ABOUT THIS TASK
Make an exact copy of the listing underneath, skipping each picture.

☆ ☆ ☆

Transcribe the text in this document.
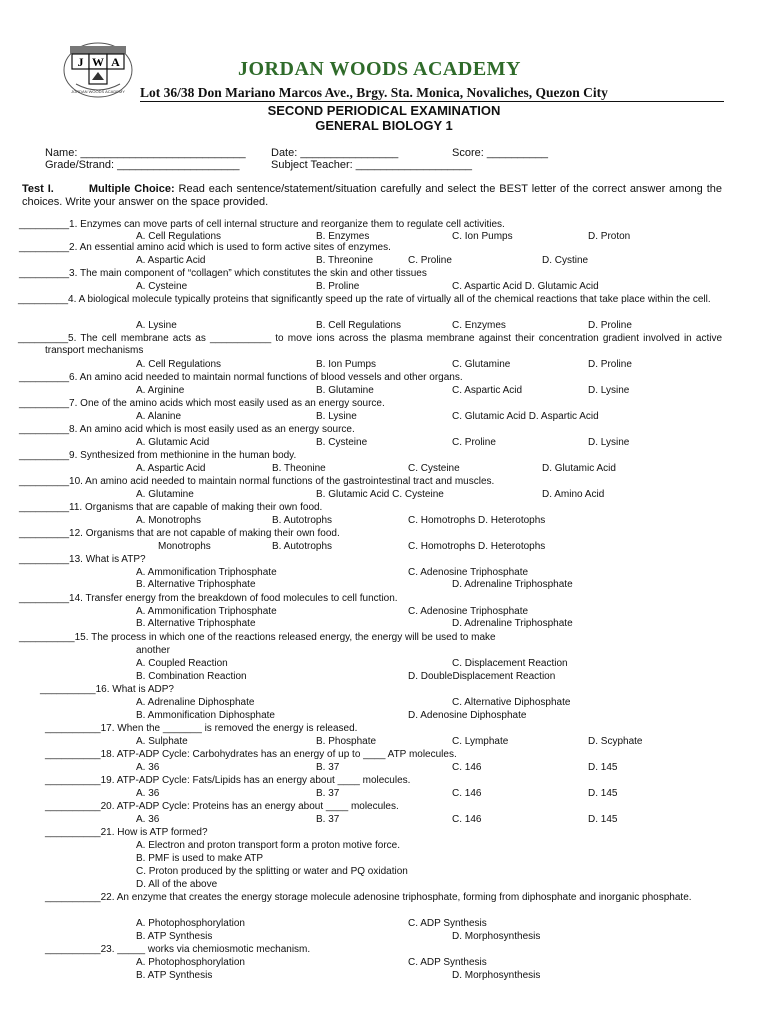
J W A
JORDAN WOODS ACADEMY
JORDAN WOODS ACADEMY
Lot 36/38 Don Mariano Marcos Ave., Brgy. Sta. Monica, Novaliches, Quezon City
SECOND PERIODICAL EXAMINATION
GENERAL BIOLOGY 1
Name: ___________________________ Date: ________________	Score: __________
Grade/Strand: ____________________	Subject Teacher: ___________________
Test I.	Multiple Choice: Read each sentence/statement/situation carefully and select the BEST letter of the correct answer among the choices. Write your answer on the space provided.
_________1. Enzymes can move parts of cell internal structure and reorganize them to regulate cell activities.
A. Cell Regulations	B. Enzymes	C. Ion Pumps	D. Proton
_________2. An essential amino acid which is used to form active sites of enzymes.
A. Aspartic Acid	B. Threonine	C. Proline	D. Cystine
_________3. The main component of “collagen” which constitutes the skin and other tissues
A. Cysteine	B. Proline	C. Aspartic Acid D. Glutamic Acid
_________4. A biological molecule typically proteins that significantly speed up the rate of virtually all of the chemical reactions that take place within the cell.
A. Lysine	B. Cell Regulations	C. Enzymes	D. Proline
_________5. The cell membrane acts as ___________ to move ions across the plasma membrane against their concentration gradient involved in active transport mechanisms
A. Cell Regulations	B. Ion Pumps	C. Glutamine	D. Proline
_________6. An amino acid needed to maintain normal functions of blood vessels and other organs.
A. Arginine	B. Glutamine	C. Aspartic Acid	D. Lysine
_________7. One of the amino acids which most easily used as an energy source.
A. Alanine	B. Lysine	C. Glutamic Acid D. Aspartic Acid
_________8. An amino acid which is most easily used as an energy source.
A. Glutamic Acid	B. Cysteine	C. Proline	D. Lysine
_________9. Synthesized from methionine in the human body.
A. Aspartic Acid	B. Theonine	C. Cysteine	D. Glutamic Acid
_________10. An amino acid needed to maintain normal functions of the gastrointestinal tract and muscles.
A. Glutamine	B. Glutamic Acid C. Cysteine	D. Amino Acid
_________11. Organisms that are capable of making their own food.
A. Monotrophs	B. Autotrophs	C. Homotrophs D. Heterotophs
_________12. Organisms that are not capable of making their own food.
Monotrophs	B. Autotrophs	C. Homotrophs D. Heterotophs
_________13. What is ATP?
A. Ammonification Triphosphate	C. Adenosine Triphosphate
B. Alternative Triphosphate	D. Adrenaline Triphosphate
_________14. Transfer energy from the breakdown of food molecules to cell function.
A. Ammonification Triphosphate	C. Adenosine Triphosphate
B. Alternative Triphosphate	D. Adrenaline Triphosphate
__________15. The process in which one of the reactions released energy, the energy will be used to make
another
A. Coupled Reaction	C. Displacement Reaction
B. Combination Reaction	D. DoubleDisplacement Reaction
__________16. What is ADP?
A. Adrenaline Diphosphate	C. Alternative Diphosphate
B. Ammonification Diphosphate	D. Adenosine Diphosphate
__________17. When the _______ is removed the energy is released.
A. Sulphate	B. Phosphate	C. Lymphate	D. Scyphate
__________18. ATP-ADP Cycle: Carbohydrates has an energy of up to ____ ATP molecules.
A. 36	B. 37	C. 146	D. 145
__________19. ATP-ADP Cycle: Fats/Lipids has an energy about ____ molecules.
A. 36	B. 37	C. 146	D. 145
__________20. ATP-ADP Cycle: Proteins has an energy about ____ molecules.
A. 36	B. 37	C. 146	D. 145
__________21. How is ATP formed?
A. Electron and proton transport form a proton motive force.
B. PMF is used to make ATP
C. Proton produced by the splitting or water and PQ oxidation
D. All of the above
__________22. An enzyme that creates the energy storage molecule adenosine triphosphate, forming from diphosphate and inorganic phosphate.
A. Photophosphorylation	C. ADP Synthesis
B. ATP Synthesis	D. Morphosynthesis
__________23. _____ works via chemiosmotic mechanism.
A. Photophosphorylation	C. ADP Synthesis
B. ATP Synthesis	D. Morphosynthesis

☆ ☆ ☆

SOLUTION TO THE EXERCISE
Transcribe the text in this document.
J W A
JORDAN WOODS ACADEMY
JORDAN WOODS ACADEMY
Lot 36/38 Don Mariano Marcos Ave., Brgy. Sta. Monica, Novaliches, Quezon City
SECOND PERIODICAL EXAMINATION
GENERAL BIOLOGY 1
Name: ___________________________ Date: ________________	Score: __________
Grade/Strand: ____________________	Subject Teacher: ___________________
Test I.	Multiple Choice: Read each sentence/statement/situation carefully and select the BEST letter of the correct answer among the choices. Write your answer on the space provided.
_________1. Enzymes can move parts of cell internal structure and reorganize them to regulate cell activities.
A. Cell Regulations	B. Enzymes	C. Ion Pumps	D. Proton
_________2. An essential amino acid which is used to form active sites of enzymes.
A. Aspartic Acid	B. Threonine	C. Proline	D. Cystine
_________3. The main component of “collagen” which constitutes the skin and other tissues
A. Cysteine	B. Proline	C. Aspartic Acid D. Glutamic Acid
_________4. A biological molecule typically proteins that significantly speed up the rate of virtually all of the chemical reactions that take place within the cell.
A. Lysine	B. Cell Regulations	C. Enzymes	D. Proline
_________5. The cell membrane acts as ___________ to move ions across the plasma membrane against their concentration gradient involved in active transport mechanisms
A. Cell Regulations	B. Ion Pumps	C. Glutamine	D. Proline
_________6. An amino acid needed to maintain normal functions of blood vessels and other organs.
A. Arginine	B. Glutamine	C. Aspartic Acid	D. Lysine
_________7. One of the amino acids which most easily used as an energy source.
A. Alanine	B. Lysine	C. Glutamic Acid D. Aspartic Acid
_________8. An amino acid which is most easily used as an energy source.
A. Glutamic Acid	B. Cysteine	C. Proline	D. Lysine
_________9. Synthesized from methionine in the human body.
A. Aspartic Acid	B. Theonine	C. Cysteine	D. Glutamic Acid
_________10. An amino acid needed to maintain normal functions of the gastrointestinal tract and muscles.
A. Glutamine	B. Glutamic Acid C. Cysteine	D. Amino Acid
_________11. Organisms that are capable of making their own food.
A. Monotrophs	B. Autotrophs	C. Homotrophs D. Heterotophs
_________12. Organisms that are not capable of making their own food.
Monotrophs	B. Autotrophs	C. Homotrophs D. Heterotophs
_________13. What is ATP?
A. Ammonification Triphosphate	C. Adenosine Triphosphate
B. Alternative Triphosphate	D. Adrenaline Triphosphate
_________14. Transfer energy from the breakdown of food molecules to cell function.
A. Ammonification Triphosphate	C. Adenosine Triphosphate
B. Alternative Triphosphate	D. Adrenaline Triphosphate
__________15. The process in which one of the reactions released energy, the energy will be used to make
another
A. Coupled Reaction	C. Displacement Reaction
B. Combination Reaction	D. DoubleDisplacement Reaction
__________16. What is ADP?
A. Adrenaline Diphosphate	C. Alternative Diphosphate
B. Ammonification Diphosphate	D. Adenosine Diphosphate
__________17. When the _______ is removed the energy is released.
A. Sulphate	B. Phosphate	C. Lymphate	D. Scyphate
__________18. ATP-ADP Cycle: Carbohydrates has an energy of up to ____ ATP molecules.
A. 36	B. 37	C. 146	D. 145
__________19. ATP-ADP Cycle: Fats/Lipids has an energy about ____ molecules.
A. 36	B. 37	C. 146	D. 145
__________20. ATP-ADP Cycle: Proteins has an energy about ____ molecules.
A. 36	B. 37	C. 146	D. 145
__________21. How is ATP formed?
A. Electron and proton transport form a proton motive force.
B. PMF is used to make ATP
C. Proton produced by the splitting or water and PQ oxidation
D. All of the above
__________22. An enzyme that creates the energy storage molecule adenosine triphosphate, forming from diphosphate and inorganic phosphate.
A. Photophosphorylation	C. ADP Synthesis
B. ATP Synthesis	D. Morphosynthesis
__________23. _____ works via chemiosmotic mechanism.
A. Photophosphorylation	C. ADP Synthesis
B. ATP Synthesis	D. Morphosynthesis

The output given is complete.